● **PROBLEM DETAILS**
Go through the material below and copy all lines with "December".
◆ ◆ ◆ ◆ ◆ ◆ ◆
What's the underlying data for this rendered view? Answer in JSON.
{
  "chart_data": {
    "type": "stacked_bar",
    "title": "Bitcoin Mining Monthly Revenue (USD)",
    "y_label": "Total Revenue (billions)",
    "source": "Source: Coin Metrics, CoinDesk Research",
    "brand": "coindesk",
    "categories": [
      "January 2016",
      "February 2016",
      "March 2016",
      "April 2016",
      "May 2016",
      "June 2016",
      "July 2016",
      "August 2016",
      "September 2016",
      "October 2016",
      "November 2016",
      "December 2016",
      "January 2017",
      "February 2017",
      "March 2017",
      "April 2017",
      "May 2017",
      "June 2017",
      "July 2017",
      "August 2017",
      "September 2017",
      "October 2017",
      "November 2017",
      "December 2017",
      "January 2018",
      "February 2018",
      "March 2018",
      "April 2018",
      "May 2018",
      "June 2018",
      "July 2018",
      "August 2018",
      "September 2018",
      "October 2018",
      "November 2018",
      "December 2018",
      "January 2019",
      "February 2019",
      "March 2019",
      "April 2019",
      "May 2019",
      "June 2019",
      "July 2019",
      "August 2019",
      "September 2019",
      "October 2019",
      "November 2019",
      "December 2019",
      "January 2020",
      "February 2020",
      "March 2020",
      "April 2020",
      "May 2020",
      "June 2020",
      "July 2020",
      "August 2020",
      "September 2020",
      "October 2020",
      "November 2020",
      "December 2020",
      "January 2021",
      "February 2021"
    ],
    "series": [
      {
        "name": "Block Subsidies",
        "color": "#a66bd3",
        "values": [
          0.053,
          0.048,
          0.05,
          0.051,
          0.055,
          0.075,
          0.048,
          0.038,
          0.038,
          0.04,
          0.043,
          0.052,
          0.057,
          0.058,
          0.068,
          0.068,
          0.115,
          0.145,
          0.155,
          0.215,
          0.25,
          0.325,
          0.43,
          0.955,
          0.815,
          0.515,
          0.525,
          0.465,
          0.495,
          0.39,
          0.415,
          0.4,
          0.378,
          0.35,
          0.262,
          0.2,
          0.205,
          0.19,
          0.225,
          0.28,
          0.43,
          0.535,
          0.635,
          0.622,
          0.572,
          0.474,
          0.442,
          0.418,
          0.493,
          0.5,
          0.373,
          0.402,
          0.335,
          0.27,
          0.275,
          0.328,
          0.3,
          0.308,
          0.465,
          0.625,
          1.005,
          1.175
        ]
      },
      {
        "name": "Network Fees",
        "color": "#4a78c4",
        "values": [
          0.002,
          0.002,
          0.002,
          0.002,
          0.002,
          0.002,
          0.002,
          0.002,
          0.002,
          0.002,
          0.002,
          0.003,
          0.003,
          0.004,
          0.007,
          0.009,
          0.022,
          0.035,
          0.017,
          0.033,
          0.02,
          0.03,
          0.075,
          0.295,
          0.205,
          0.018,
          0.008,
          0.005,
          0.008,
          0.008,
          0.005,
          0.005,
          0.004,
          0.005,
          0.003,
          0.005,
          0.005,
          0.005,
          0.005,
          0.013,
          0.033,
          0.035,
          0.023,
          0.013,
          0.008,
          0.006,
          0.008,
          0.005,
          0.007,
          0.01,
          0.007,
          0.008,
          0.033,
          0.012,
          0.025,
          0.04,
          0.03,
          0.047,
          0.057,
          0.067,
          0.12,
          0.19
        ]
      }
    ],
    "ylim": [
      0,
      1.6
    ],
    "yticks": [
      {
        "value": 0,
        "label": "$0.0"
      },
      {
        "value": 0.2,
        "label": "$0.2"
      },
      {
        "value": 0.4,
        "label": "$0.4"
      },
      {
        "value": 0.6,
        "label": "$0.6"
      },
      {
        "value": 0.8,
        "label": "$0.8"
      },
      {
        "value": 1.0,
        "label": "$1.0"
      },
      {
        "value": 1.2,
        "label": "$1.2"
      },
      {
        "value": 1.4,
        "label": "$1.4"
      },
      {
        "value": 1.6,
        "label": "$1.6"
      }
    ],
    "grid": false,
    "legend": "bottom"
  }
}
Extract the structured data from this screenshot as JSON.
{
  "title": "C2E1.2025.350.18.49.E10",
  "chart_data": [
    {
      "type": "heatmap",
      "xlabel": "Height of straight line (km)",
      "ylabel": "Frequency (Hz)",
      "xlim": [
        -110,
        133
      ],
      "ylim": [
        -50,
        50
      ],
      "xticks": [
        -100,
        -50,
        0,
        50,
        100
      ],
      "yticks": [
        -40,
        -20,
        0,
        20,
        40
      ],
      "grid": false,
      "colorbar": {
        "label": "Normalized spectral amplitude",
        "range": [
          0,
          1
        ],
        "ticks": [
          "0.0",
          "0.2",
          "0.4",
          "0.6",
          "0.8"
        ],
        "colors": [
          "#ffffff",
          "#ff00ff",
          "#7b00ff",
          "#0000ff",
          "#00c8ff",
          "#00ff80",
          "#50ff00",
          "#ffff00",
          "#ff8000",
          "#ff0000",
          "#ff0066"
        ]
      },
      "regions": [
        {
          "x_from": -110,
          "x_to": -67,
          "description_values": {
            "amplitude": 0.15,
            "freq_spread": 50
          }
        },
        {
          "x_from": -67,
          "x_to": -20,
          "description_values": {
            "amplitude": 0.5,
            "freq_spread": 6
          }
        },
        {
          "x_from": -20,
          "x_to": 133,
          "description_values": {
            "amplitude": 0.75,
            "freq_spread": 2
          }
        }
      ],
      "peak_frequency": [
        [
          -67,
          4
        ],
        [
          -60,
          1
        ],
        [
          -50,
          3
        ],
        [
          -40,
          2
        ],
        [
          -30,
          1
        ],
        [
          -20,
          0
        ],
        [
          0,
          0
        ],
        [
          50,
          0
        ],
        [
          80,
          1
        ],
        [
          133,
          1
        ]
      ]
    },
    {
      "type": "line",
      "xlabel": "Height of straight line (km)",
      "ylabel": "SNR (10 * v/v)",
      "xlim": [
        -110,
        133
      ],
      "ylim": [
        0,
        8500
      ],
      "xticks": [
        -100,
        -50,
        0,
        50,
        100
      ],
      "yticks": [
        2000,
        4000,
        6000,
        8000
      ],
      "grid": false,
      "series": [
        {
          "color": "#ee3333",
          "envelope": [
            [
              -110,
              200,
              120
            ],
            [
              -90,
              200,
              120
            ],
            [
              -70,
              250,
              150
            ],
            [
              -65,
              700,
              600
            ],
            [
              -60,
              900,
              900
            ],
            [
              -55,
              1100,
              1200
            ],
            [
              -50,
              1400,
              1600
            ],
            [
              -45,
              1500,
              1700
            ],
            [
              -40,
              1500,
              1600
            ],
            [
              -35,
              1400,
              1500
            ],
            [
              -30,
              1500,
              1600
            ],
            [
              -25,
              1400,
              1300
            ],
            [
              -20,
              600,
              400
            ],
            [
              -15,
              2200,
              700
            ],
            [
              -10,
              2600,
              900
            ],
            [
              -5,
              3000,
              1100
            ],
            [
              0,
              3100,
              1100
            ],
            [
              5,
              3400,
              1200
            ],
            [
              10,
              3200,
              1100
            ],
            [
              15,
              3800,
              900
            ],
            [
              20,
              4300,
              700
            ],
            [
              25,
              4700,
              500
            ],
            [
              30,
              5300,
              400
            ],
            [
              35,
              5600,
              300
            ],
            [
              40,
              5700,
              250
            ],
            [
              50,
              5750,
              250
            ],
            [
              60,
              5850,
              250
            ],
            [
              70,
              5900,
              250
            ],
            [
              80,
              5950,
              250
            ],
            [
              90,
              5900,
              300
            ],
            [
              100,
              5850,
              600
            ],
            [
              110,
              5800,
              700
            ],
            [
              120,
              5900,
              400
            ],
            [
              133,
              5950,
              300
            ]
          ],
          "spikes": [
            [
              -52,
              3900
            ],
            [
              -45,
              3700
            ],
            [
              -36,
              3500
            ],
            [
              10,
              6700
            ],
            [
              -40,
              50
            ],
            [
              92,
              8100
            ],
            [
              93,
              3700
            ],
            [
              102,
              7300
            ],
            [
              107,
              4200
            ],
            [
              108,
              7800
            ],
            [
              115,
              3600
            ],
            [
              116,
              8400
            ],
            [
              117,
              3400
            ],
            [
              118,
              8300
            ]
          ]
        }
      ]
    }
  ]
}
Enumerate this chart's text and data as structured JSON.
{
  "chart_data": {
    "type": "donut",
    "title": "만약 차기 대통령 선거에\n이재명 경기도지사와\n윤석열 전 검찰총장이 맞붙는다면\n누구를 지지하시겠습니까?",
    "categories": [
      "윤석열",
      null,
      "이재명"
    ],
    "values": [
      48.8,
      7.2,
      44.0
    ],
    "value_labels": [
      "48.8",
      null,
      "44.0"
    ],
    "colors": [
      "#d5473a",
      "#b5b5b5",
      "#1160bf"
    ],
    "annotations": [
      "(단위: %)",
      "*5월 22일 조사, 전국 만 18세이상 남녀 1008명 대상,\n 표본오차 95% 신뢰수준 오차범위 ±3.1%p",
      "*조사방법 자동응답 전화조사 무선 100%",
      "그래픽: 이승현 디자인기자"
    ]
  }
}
◆ ◆ ◆ ◆ ◆ ◆ ◆
● **THE REPLY**
      "December 2016",
      "December 2017",
      "December 2018",
      "December 2019",
      "December 2020",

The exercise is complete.